PROVIDED DATA:
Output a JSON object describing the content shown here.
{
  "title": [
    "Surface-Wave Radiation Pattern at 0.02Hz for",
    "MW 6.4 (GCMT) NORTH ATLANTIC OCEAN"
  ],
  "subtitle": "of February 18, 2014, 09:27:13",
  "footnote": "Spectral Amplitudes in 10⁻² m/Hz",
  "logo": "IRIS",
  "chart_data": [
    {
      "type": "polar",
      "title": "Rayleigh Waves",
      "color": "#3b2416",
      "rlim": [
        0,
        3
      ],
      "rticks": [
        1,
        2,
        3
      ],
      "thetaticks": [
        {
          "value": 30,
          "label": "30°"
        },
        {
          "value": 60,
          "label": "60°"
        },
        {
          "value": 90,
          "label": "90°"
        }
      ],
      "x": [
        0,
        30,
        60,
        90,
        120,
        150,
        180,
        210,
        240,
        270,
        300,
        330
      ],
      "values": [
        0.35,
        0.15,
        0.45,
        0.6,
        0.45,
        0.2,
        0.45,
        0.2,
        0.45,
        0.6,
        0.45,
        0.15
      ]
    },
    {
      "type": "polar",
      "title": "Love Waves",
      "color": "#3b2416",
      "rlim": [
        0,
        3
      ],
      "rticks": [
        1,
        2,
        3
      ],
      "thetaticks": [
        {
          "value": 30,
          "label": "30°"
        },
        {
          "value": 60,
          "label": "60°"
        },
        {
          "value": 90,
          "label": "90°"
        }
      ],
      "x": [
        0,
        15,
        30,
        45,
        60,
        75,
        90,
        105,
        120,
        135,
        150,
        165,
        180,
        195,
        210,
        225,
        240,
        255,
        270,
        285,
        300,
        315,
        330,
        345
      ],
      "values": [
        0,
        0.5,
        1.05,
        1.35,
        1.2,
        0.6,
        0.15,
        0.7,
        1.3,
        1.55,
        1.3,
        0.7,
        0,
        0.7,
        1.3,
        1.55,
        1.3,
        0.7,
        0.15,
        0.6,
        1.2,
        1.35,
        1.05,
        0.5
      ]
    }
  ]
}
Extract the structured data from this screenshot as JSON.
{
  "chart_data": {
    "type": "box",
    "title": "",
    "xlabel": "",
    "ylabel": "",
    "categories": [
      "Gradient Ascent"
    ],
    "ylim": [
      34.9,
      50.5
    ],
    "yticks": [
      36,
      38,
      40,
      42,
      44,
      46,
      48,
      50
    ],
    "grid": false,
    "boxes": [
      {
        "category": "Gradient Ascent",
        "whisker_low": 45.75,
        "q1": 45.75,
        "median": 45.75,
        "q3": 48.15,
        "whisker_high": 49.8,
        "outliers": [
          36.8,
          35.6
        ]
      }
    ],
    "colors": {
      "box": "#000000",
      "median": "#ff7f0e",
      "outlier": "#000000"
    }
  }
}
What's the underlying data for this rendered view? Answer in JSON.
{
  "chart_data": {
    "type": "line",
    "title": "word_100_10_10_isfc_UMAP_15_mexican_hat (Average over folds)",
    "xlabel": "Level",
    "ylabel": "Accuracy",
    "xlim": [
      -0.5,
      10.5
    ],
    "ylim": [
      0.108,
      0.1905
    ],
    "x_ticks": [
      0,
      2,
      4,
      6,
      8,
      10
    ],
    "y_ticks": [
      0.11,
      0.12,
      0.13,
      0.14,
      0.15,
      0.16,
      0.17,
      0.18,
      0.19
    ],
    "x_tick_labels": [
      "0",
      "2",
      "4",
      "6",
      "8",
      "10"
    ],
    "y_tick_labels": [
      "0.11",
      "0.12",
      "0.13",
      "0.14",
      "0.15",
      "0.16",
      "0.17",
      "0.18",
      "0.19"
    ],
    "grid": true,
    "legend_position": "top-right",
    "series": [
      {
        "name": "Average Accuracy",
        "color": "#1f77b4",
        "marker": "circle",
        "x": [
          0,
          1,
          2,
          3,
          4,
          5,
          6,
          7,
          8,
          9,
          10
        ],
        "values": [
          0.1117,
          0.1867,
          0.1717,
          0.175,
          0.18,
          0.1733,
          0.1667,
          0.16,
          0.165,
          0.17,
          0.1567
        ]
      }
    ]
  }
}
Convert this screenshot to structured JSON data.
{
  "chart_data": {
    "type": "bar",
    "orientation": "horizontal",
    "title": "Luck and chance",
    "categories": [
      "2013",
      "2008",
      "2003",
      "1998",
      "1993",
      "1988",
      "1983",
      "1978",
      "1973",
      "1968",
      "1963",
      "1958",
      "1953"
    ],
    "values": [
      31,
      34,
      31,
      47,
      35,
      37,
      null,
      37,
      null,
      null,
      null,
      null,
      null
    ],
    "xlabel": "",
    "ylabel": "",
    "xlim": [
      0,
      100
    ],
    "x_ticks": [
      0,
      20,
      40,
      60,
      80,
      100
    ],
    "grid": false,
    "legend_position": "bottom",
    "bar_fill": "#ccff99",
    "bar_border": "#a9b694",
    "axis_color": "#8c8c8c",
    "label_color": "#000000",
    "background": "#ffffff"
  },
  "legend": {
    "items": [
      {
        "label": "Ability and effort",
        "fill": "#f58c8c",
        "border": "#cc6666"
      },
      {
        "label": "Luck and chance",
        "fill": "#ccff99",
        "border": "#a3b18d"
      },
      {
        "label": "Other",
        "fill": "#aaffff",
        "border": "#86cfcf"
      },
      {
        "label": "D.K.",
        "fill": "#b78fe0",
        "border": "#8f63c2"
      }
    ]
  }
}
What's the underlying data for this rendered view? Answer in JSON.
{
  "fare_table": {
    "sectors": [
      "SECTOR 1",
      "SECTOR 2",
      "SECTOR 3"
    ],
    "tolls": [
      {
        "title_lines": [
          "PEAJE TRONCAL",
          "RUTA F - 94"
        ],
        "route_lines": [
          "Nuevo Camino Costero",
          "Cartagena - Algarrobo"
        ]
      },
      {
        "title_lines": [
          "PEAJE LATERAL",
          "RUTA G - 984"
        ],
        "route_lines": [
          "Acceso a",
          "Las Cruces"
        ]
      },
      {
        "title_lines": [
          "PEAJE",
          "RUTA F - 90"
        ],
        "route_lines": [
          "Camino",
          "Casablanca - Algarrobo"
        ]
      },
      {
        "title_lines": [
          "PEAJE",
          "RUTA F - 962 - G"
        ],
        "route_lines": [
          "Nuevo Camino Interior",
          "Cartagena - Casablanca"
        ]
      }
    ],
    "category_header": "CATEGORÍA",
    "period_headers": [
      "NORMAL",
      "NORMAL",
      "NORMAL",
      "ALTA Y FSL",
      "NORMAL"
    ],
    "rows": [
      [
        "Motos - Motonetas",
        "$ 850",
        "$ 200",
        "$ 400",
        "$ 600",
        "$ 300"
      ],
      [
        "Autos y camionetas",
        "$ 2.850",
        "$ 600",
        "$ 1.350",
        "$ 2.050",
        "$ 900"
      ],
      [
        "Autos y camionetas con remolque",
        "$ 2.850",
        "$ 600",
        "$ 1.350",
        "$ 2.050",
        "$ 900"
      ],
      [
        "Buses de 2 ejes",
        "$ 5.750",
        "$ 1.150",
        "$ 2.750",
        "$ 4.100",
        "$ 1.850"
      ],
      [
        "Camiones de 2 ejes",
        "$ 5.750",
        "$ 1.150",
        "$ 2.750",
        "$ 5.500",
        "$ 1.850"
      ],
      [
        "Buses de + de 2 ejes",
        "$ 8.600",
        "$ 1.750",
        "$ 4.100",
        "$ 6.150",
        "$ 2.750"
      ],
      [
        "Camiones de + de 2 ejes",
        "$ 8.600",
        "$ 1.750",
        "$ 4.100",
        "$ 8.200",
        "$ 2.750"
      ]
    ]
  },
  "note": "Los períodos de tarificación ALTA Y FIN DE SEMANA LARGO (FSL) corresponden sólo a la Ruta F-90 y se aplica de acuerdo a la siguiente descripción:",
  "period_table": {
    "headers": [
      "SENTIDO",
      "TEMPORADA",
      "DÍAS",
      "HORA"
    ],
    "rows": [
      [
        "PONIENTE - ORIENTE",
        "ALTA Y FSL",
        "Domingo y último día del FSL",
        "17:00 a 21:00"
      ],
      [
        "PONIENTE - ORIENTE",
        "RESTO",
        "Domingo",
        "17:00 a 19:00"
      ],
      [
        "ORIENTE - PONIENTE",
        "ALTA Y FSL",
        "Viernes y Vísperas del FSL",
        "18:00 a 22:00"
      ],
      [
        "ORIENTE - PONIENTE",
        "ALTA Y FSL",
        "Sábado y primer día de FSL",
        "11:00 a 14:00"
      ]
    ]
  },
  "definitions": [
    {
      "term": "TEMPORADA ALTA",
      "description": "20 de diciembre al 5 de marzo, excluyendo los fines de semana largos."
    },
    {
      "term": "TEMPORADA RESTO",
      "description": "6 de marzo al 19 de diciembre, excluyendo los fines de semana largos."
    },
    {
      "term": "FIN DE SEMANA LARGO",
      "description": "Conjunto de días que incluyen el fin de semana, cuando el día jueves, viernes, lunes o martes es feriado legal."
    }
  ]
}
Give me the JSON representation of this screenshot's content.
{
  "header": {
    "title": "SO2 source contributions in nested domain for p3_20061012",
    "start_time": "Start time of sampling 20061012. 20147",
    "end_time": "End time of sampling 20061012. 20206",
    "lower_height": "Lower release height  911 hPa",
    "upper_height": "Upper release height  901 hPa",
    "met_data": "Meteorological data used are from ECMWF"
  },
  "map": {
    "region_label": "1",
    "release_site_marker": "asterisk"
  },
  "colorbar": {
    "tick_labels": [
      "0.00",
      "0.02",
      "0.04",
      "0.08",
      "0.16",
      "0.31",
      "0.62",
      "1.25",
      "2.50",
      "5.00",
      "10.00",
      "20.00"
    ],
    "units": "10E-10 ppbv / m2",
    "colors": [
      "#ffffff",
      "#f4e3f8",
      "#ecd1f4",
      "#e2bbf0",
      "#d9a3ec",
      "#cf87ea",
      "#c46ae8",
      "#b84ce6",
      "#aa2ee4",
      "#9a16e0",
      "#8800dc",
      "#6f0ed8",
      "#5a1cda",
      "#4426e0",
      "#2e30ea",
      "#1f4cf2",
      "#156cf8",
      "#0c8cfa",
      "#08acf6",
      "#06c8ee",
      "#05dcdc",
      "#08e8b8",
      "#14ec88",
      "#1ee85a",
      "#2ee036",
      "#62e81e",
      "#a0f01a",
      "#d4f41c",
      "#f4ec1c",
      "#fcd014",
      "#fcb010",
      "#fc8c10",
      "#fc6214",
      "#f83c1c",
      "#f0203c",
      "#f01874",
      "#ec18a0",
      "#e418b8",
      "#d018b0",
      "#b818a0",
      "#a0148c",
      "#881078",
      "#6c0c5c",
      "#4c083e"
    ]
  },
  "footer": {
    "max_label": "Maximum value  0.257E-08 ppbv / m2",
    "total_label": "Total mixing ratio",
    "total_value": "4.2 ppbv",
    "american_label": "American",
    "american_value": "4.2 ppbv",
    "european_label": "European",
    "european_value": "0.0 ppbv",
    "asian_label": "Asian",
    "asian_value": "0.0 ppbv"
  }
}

AIM OF THE TASK: Find the lines containing "ejes" and pull them out.

THE ANSWER:
        "Buses de 2 ejes",
        "Camiones de 2 ejes",
        "Buses de + de 2 ejes",
        "Camiones de + de 2 ejes",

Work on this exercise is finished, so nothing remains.